> _THE PROBLEM_
Sort through the data and copy the lines holding the word "type".

> _DATA LINES_
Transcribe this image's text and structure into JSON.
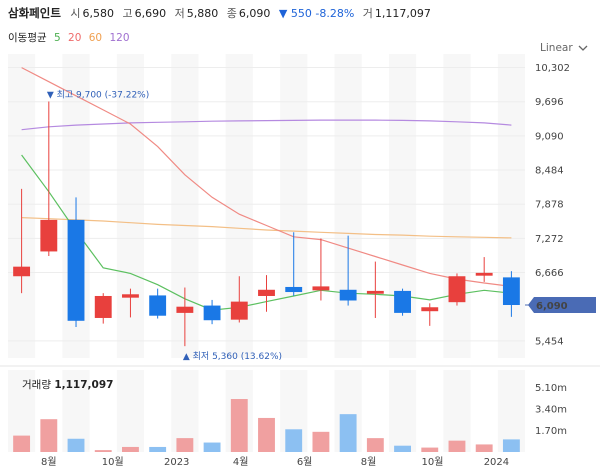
{
  "header": {
    "name": "삼화페인트",
    "open_label": "시",
    "open": "6,580",
    "high_label": "고",
    "high": "6,690",
    "low_label": "저",
    "low": "5,880",
    "close_label": "종",
    "close": "6,090",
    "change": "▼ 550 -8.28%",
    "volume_label": "거",
    "volume": "1,117,097"
  },
  "ma_legend": {
    "label": "이동평균",
    "items": [
      {
        "text": "5",
        "color": "#4caf50"
      },
      {
        "text": "20",
        "color": "#ef6b6b"
      },
      {
        "text": "60",
        "color": "#f0a050"
      },
      {
        "text": "120",
        "color": "#a070d0"
      }
    ]
  },
  "scale_button": "Linear",
  "chevron_icon": "chevron-down-icon",
  "colors": {
    "up": "#e8403d",
    "down": "#1a78e6",
    "vol_up": "#f0a0a0",
    "vol_down": "#8cc0f2",
    "ma5": "#5cc060",
    "ma20": "#f08a84",
    "ma60": "#f3bf86",
    "ma120": "#b58ae0",
    "price_tag": "#4a6bb5"
  },
  "chart_data": {
    "type": "candlestick",
    "price_ylim": [
      5150,
      10400
    ],
    "price_ticks": [
      "10,302",
      "9,696",
      "9,090",
      "8,484",
      "7,878",
      "7,272",
      "6,666",
      "5,454"
    ],
    "x_labels": [
      "8월",
      "10월",
      "2023",
      "4월",
      "6월",
      "8월",
      "10월",
      "2024"
    ],
    "current_price": "6,090",
    "current_value": 6090,
    "candles": [
      {
        "o": 6600,
        "h": 8150,
        "l": 6300,
        "c": 6770
      },
      {
        "o": 7040,
        "h": 9700,
        "l": 6960,
        "c": 7600
      },
      {
        "o": 7600,
        "h": 8000,
        "l": 5700,
        "c": 5810
      },
      {
        "o": 5860,
        "h": 6300,
        "l": 5760,
        "c": 6250
      },
      {
        "o": 6220,
        "h": 6380,
        "l": 5870,
        "c": 6280
      },
      {
        "o": 6260,
        "h": 6380,
        "l": 5850,
        "c": 5900
      },
      {
        "o": 5950,
        "h": 6400,
        "l": 5360,
        "c": 6060
      },
      {
        "o": 6080,
        "h": 6180,
        "l": 5750,
        "c": 5820
      },
      {
        "o": 5830,
        "h": 6600,
        "l": 5780,
        "c": 6150
      },
      {
        "o": 6250,
        "h": 6620,
        "l": 5970,
        "c": 6360
      },
      {
        "o": 6410,
        "h": 7380,
        "l": 6250,
        "c": 6320
      },
      {
        "o": 6350,
        "h": 7270,
        "l": 6170,
        "c": 6420
      },
      {
        "o": 6360,
        "h": 7320,
        "l": 6080,
        "c": 6170
      },
      {
        "o": 6290,
        "h": 6860,
        "l": 5860,
        "c": 6340
      },
      {
        "o": 6340,
        "h": 6380,
        "l": 5900,
        "c": 5950
      },
      {
        "o": 5980,
        "h": 6120,
        "l": 5720,
        "c": 6050
      },
      {
        "o": 6140,
        "h": 6650,
        "l": 6080,
        "c": 6600
      },
      {
        "o": 6610,
        "h": 6940,
        "l": 6500,
        "c": 6660
      },
      {
        "o": 6580,
        "h": 6690,
        "l": 5880,
        "c": 6090
      }
    ],
    "ma5": [
      8750,
      8100,
      7400,
      6750,
      6650,
      6450,
      6200,
      6000,
      6050,
      6150,
      6250,
      6350,
      6300,
      6280,
      6250,
      6180,
      6280,
      6350,
      6300
    ],
    "ma20": [
      10300,
      10050,
      9800,
      9550,
      9300,
      8900,
      8400,
      8000,
      7700,
      7500,
      7300,
      7250,
      7100,
      6950,
      6800,
      6650,
      6550,
      6480,
      6420
    ],
    "ma60": [
      7640,
      7620,
      7600,
      7580,
      7550,
      7520,
      7500,
      7480,
      7450,
      7420,
      7400,
      7380,
      7360,
      7340,
      7330,
      7310,
      7300,
      7290,
      7280
    ],
    "ma120": [
      9200,
      9250,
      9280,
      9300,
      9320,
      9330,
      9340,
      9350,
      9355,
      9360,
      9365,
      9370,
      9370,
      9370,
      9365,
      9355,
      9340,
      9320,
      9280
    ],
    "max_marker": {
      "text": "최고 9,700 (-37.22%)",
      "index": 1,
      "value": 9700
    },
    "min_marker": {
      "text": "최저 5,360 (13.62%)",
      "index": 6,
      "value": 5360
    },
    "volume": {
      "title": "거래량",
      "value_text": "1,117,097",
      "ticks": [
        "5.10m",
        "3.40m",
        "1.70m"
      ],
      "ylim": [
        0,
        6500000
      ],
      "values": [
        1300000,
        2600000,
        1050000,
        150000,
        400000,
        400000,
        1100000,
        750000,
        4200000,
        2700000,
        1800000,
        1600000,
        3000000,
        1100000,
        500000,
        350000,
        900000,
        600000,
        1000000
      ]
    }
  }
}
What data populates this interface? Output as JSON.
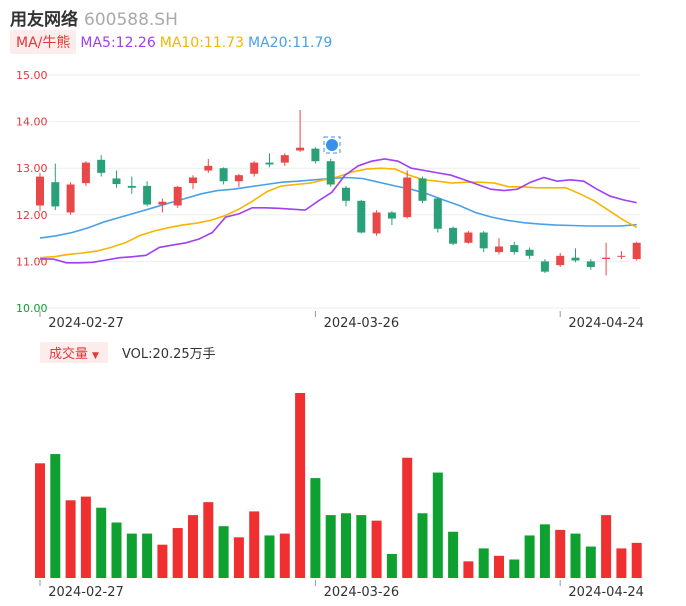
{
  "header": {
    "name": "用友网络",
    "code": "600588.SH"
  },
  "ma_bar": {
    "toggle_label": "MA/牛熊",
    "items": [
      {
        "label": "MA5:12.26",
        "color": "#a040f0"
      },
      {
        "label": "MA10:11.73",
        "color": "#f7b500"
      },
      {
        "label": "MA20:11.79",
        "color": "#4aa0e8"
      }
    ]
  },
  "volume_bar": {
    "toggle_label": "成交量",
    "caret": "▼",
    "vol_label": "VOL:20.25万手"
  },
  "colors": {
    "up": "#f03030",
    "down": "#0ea030",
    "up_candle": "#e84848",
    "down_candle": "#2aa078",
    "axis_red": "#e03a3a"
  },
  "chart_data": [
    {
      "type": "candlestick",
      "ylim": [
        10.0,
        15.0
      ],
      "yticks": [
        "15.00",
        "14.00",
        "13.00",
        "12.00",
        "11.00",
        "10.00"
      ],
      "xtick_labels": [
        "2024-02-27",
        "2024-03-26",
        "2024-04-24"
      ],
      "xtick_index": [
        0,
        18,
        34
      ],
      "grid": true,
      "candles": [
        {
          "o": 12.2,
          "c": 12.82,
          "h": 12.9,
          "l": 12.08
        },
        {
          "o": 12.7,
          "c": 12.18,
          "h": 13.1,
          "l": 12.1
        },
        {
          "o": 12.05,
          "c": 12.65,
          "h": 12.7,
          "l": 12.0
        },
        {
          "o": 12.68,
          "c": 13.12,
          "h": 13.15,
          "l": 12.62
        },
        {
          "o": 13.18,
          "c": 12.9,
          "h": 13.28,
          "l": 12.82
        },
        {
          "o": 12.78,
          "c": 12.66,
          "h": 12.95,
          "l": 12.58
        },
        {
          "o": 12.62,
          "c": 12.58,
          "h": 12.82,
          "l": 12.45
        },
        {
          "o": 12.62,
          "c": 12.22,
          "h": 12.72,
          "l": 12.18
        },
        {
          "o": 12.22,
          "c": 12.28,
          "h": 12.35,
          "l": 12.05
        },
        {
          "o": 12.2,
          "c": 12.6,
          "h": 12.62,
          "l": 12.15
        },
        {
          "o": 12.68,
          "c": 12.8,
          "h": 12.85,
          "l": 12.55
        },
        {
          "o": 12.95,
          "c": 13.05,
          "h": 13.2,
          "l": 12.9
        },
        {
          "o": 13.0,
          "c": 12.72,
          "h": 13.02,
          "l": 12.65
        },
        {
          "o": 12.72,
          "c": 12.85,
          "h": 12.88,
          "l": 12.6
        },
        {
          "o": 12.88,
          "c": 13.12,
          "h": 13.15,
          "l": 12.82
        },
        {
          "o": 13.12,
          "c": 13.08,
          "h": 13.32,
          "l": 13.02
        },
        {
          "o": 13.12,
          "c": 13.28,
          "h": 13.32,
          "l": 13.05
        },
        {
          "o": 13.38,
          "c": 13.44,
          "h": 14.25,
          "l": 13.35
        },
        {
          "o": 13.42,
          "c": 13.15,
          "h": 13.45,
          "l": 13.1
        },
        {
          "o": 13.15,
          "c": 12.65,
          "h": 13.2,
          "l": 12.6
        },
        {
          "o": 12.58,
          "c": 12.3,
          "h": 12.62,
          "l": 12.18
        },
        {
          "o": 12.3,
          "c": 11.62,
          "h": 12.32,
          "l": 11.6
        },
        {
          "o": 11.6,
          "c": 12.05,
          "h": 12.1,
          "l": 11.55
        },
        {
          "o": 12.05,
          "c": 11.92,
          "h": 12.08,
          "l": 11.78
        },
        {
          "o": 11.95,
          "c": 12.8,
          "h": 12.95,
          "l": 11.92
        },
        {
          "o": 12.78,
          "c": 12.3,
          "h": 12.82,
          "l": 12.25
        },
        {
          "o": 12.35,
          "c": 11.7,
          "h": 12.38,
          "l": 11.62
        },
        {
          "o": 11.72,
          "c": 11.38,
          "h": 11.75,
          "l": 11.35
        },
        {
          "o": 11.4,
          "c": 11.62,
          "h": 11.65,
          "l": 11.38
        },
        {
          "o": 11.62,
          "c": 11.28,
          "h": 11.65,
          "l": 11.2
        },
        {
          "o": 11.2,
          "c": 11.32,
          "h": 11.5,
          "l": 11.15
        },
        {
          "o": 11.35,
          "c": 11.2,
          "h": 11.42,
          "l": 11.15
        },
        {
          "o": 11.25,
          "c": 11.12,
          "h": 11.3,
          "l": 11.05
        },
        {
          "o": 11.0,
          "c": 10.78,
          "h": 11.05,
          "l": 10.75
        },
        {
          "o": 10.92,
          "c": 11.12,
          "h": 11.18,
          "l": 10.88
        },
        {
          "o": 11.08,
          "c": 11.02,
          "h": 11.28,
          "l": 10.98
        },
        {
          "o": 11.0,
          "c": 10.88,
          "h": 11.05,
          "l": 10.82
        },
        {
          "o": 11.05,
          "c": 11.08,
          "h": 11.4,
          "l": 10.7
        },
        {
          "o": 11.1,
          "c": 11.12,
          "h": 11.22,
          "l": 11.05
        },
        {
          "o": 11.05,
          "c": 11.4,
          "h": 11.42,
          "l": 11.02
        }
      ],
      "ma5": [
        11.05,
        11.05,
        10.97,
        10.97,
        10.98,
        11.03,
        11.08,
        11.1,
        11.13,
        11.3,
        11.35,
        11.4,
        11.48,
        11.62,
        11.95,
        12.02,
        12.15,
        12.15,
        12.14,
        12.12,
        12.1,
        12.3,
        12.48,
        12.85,
        13.05,
        13.15,
        13.2,
        13.15,
        13.0,
        12.95,
        12.9,
        12.85,
        12.75,
        12.65,
        12.55,
        12.52,
        12.55,
        12.7,
        12.8,
        12.72,
        12.75,
        12.72,
        12.55,
        12.4,
        12.32,
        12.26
      ],
      "ma10": [
        11.08,
        11.1,
        11.15,
        11.18,
        11.22,
        11.3,
        11.4,
        11.55,
        11.65,
        11.72,
        11.78,
        11.82,
        11.88,
        11.98,
        12.12,
        12.3,
        12.5,
        12.62,
        12.65,
        12.68,
        12.75,
        12.82,
        12.92,
        12.98,
        13.0,
        12.98,
        12.85,
        12.75,
        12.72,
        12.68,
        12.7,
        12.7,
        12.68,
        12.6,
        12.6,
        12.58,
        12.58,
        12.58,
        12.45,
        12.3,
        12.1,
        11.9,
        11.73
      ],
      "ma20": [
        11.5,
        11.55,
        11.62,
        11.72,
        11.85,
        11.95,
        12.05,
        12.15,
        12.25,
        12.35,
        12.45,
        12.52,
        12.55,
        12.6,
        12.65,
        12.7,
        12.72,
        12.75,
        12.78,
        12.8,
        12.78,
        12.7,
        12.62,
        12.55,
        12.45,
        12.32,
        12.2,
        12.05,
        11.95,
        11.88,
        11.83,
        11.8,
        11.78,
        11.77,
        11.76,
        11.76,
        11.76,
        11.79
      ]
    },
    {
      "type": "bar",
      "ylim": [
        0,
        100
      ],
      "xtick_labels": [
        "2024-02-27",
        "2024-03-26",
        "2024-04-24"
      ],
      "xtick_index": [
        0,
        18,
        34
      ],
      "values": [
        62,
        67,
        42,
        44,
        38,
        30,
        24,
        24,
        18,
        27,
        34,
        41,
        28,
        22,
        36,
        23,
        24,
        100,
        54,
        34,
        35,
        34,
        31,
        13,
        65,
        35,
        57,
        25,
        9,
        16,
        12,
        10,
        23,
        29,
        26,
        24,
        17,
        34,
        16,
        19
      ],
      "directions": [
        "up",
        "down",
        "up",
        "up",
        "down",
        "down",
        "down",
        "down",
        "up",
        "up",
        "up",
        "up",
        "down",
        "up",
        "up",
        "down",
        "up",
        "up",
        "down",
        "down",
        "down",
        "down",
        "up",
        "down",
        "up",
        "down",
        "down",
        "down",
        "up",
        "down",
        "up",
        "down",
        "down",
        "down",
        "up",
        "down",
        "down",
        "up",
        "up",
        "up"
      ]
    }
  ]
}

> _EXPECTED OUTPUT_
    "type": "candlestick",
      "type": "candlestick",
      "type": "bar",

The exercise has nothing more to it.